ITEMS
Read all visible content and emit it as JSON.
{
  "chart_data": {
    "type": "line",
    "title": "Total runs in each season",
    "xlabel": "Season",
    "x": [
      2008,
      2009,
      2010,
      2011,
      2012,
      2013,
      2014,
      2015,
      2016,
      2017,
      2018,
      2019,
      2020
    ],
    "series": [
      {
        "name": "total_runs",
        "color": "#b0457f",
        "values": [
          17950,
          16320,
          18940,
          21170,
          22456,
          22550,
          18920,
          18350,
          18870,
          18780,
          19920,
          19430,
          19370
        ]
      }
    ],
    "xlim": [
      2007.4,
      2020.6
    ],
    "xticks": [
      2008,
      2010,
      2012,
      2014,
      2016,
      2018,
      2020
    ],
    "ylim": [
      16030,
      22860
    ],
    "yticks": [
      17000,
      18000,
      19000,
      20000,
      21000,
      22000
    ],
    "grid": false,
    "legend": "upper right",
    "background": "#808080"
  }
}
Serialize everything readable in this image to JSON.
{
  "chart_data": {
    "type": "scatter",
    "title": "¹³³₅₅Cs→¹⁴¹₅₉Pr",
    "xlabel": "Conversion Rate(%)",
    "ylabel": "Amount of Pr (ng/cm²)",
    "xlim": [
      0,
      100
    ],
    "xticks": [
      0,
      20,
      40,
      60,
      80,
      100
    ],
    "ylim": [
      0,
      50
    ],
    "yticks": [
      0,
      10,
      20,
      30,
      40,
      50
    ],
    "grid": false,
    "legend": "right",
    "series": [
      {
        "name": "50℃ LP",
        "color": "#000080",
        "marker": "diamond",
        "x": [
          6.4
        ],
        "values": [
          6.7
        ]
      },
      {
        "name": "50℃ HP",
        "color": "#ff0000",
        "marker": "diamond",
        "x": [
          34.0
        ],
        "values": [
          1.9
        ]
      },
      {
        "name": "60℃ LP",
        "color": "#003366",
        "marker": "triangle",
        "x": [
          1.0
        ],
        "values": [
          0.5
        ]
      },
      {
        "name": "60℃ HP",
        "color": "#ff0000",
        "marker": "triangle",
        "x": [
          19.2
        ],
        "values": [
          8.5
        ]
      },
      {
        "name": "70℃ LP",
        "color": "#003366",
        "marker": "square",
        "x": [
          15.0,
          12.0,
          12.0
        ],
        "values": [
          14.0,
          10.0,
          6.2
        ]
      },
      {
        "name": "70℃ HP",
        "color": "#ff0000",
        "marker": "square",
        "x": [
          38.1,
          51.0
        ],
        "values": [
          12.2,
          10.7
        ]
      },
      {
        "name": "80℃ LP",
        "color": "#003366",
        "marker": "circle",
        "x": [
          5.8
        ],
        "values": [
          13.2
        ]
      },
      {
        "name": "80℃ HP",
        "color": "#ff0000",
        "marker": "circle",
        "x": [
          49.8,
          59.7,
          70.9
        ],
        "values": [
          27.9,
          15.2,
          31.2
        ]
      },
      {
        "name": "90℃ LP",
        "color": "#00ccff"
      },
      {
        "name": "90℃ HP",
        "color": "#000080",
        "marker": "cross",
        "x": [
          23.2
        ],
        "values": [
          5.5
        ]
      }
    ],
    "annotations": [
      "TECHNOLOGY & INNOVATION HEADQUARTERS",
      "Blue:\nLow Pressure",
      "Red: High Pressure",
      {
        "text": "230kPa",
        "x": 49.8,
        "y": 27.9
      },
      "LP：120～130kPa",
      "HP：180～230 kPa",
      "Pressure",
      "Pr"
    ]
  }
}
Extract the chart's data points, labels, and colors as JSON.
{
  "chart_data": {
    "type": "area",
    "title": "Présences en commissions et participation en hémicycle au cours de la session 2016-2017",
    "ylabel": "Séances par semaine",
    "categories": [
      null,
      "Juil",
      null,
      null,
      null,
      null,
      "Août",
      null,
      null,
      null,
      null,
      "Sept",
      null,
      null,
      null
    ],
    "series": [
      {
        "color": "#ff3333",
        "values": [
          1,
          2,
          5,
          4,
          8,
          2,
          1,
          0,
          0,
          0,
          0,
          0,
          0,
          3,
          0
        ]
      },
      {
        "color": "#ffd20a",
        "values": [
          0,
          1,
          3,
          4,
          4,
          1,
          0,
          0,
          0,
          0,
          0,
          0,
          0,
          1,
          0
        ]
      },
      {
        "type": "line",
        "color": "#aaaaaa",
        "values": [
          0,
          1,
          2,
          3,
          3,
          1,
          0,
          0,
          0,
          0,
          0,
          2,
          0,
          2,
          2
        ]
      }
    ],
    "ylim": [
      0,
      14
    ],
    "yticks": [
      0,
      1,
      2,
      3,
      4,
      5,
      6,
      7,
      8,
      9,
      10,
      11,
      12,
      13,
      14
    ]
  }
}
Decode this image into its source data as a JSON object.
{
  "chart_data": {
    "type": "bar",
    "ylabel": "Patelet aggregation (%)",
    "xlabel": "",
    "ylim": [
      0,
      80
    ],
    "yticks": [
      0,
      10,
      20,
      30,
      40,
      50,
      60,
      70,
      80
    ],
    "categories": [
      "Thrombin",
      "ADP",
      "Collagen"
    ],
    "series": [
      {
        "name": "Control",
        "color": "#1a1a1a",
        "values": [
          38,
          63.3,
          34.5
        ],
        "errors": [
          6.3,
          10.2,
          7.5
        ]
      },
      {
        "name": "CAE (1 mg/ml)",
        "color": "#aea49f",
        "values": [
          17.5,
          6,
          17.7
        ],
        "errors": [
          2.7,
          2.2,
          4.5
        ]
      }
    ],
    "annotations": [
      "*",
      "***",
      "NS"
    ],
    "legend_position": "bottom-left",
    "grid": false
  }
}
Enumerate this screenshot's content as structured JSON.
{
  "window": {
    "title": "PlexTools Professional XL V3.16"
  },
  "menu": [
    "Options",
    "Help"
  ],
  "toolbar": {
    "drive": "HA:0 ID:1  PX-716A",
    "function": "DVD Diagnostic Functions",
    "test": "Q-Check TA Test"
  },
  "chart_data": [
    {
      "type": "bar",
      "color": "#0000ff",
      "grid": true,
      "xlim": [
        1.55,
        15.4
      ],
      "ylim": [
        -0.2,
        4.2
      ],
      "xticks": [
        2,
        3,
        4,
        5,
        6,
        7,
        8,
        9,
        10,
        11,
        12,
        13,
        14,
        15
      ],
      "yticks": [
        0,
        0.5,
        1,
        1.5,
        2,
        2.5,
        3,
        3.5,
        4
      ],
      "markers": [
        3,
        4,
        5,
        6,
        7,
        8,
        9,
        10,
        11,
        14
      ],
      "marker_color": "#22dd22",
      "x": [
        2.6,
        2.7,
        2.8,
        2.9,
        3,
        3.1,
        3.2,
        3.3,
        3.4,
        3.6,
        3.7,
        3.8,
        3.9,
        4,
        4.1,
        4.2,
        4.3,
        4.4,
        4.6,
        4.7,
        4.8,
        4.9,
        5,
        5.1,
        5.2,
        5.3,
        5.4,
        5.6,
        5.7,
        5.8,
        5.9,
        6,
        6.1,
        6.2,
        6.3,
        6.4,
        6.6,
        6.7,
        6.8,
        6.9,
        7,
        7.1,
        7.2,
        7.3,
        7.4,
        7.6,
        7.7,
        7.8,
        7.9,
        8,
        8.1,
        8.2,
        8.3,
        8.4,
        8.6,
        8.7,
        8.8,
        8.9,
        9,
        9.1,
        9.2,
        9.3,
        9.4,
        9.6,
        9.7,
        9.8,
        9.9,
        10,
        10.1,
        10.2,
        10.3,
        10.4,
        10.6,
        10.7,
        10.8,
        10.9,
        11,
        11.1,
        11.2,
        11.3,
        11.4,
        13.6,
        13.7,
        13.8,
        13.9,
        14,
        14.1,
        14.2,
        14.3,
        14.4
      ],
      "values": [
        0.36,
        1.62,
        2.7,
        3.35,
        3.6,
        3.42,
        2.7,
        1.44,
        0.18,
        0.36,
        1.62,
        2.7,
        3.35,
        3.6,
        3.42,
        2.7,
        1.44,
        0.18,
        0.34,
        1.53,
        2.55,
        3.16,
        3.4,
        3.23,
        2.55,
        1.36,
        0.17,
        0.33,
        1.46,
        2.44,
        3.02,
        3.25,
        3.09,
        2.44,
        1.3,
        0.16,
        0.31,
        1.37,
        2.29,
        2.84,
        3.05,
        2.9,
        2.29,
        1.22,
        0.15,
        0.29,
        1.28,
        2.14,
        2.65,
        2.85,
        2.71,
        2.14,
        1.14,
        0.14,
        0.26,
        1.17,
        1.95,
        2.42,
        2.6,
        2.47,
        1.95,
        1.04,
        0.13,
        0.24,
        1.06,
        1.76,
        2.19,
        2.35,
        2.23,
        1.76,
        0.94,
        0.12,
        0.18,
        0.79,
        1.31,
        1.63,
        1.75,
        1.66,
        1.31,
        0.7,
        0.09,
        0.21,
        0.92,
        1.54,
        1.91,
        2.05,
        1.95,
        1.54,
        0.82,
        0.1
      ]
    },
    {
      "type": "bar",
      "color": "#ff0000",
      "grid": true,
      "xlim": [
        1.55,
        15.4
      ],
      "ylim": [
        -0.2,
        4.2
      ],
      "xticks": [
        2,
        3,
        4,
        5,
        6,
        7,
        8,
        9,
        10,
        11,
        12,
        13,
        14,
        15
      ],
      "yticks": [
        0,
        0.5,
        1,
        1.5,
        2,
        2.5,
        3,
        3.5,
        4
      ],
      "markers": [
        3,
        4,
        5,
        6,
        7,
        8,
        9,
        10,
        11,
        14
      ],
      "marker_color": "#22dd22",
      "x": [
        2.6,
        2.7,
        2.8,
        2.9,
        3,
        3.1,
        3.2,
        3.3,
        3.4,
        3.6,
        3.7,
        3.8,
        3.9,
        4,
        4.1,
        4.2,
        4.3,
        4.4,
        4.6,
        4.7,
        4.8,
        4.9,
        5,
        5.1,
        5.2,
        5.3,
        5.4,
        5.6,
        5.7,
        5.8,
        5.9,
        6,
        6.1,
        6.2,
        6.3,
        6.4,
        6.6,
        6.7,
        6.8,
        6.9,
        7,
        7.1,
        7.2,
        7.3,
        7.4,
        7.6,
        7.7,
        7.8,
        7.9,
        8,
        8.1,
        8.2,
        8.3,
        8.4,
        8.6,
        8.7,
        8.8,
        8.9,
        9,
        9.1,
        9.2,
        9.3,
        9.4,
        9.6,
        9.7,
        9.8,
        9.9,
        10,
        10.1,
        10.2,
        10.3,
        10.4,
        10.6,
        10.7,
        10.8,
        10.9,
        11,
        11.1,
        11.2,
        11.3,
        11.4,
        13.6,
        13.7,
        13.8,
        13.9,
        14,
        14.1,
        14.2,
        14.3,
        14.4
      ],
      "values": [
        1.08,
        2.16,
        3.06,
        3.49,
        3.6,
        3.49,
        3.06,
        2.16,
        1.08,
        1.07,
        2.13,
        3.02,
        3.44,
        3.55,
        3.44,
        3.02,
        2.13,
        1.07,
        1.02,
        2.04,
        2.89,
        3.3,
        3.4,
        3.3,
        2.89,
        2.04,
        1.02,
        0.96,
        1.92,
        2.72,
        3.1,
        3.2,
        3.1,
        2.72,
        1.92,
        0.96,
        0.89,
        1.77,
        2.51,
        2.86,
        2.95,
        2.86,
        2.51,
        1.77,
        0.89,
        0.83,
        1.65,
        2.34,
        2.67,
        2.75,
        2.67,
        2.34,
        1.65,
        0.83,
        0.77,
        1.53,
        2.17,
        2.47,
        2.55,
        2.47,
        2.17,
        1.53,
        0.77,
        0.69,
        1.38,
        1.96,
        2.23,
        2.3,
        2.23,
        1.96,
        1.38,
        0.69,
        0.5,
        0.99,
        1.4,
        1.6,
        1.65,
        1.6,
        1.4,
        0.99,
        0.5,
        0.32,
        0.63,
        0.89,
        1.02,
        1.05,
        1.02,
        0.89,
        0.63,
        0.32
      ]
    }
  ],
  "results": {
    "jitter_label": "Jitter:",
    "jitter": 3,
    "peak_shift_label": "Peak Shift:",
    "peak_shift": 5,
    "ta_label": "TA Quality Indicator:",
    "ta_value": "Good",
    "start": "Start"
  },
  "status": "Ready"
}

TO DO
Among the entries above, identify all lines with "JSON" and copy them.

ANSWER BELOW
Read all visible content and emit it as JSON.
Serialize everything readable in this image to JSON.
Extract the chart's data points, labels, and colors as JSON.
Decode this image into its source data as a JSON object.
Enumerate this screenshot's content as structured JSON.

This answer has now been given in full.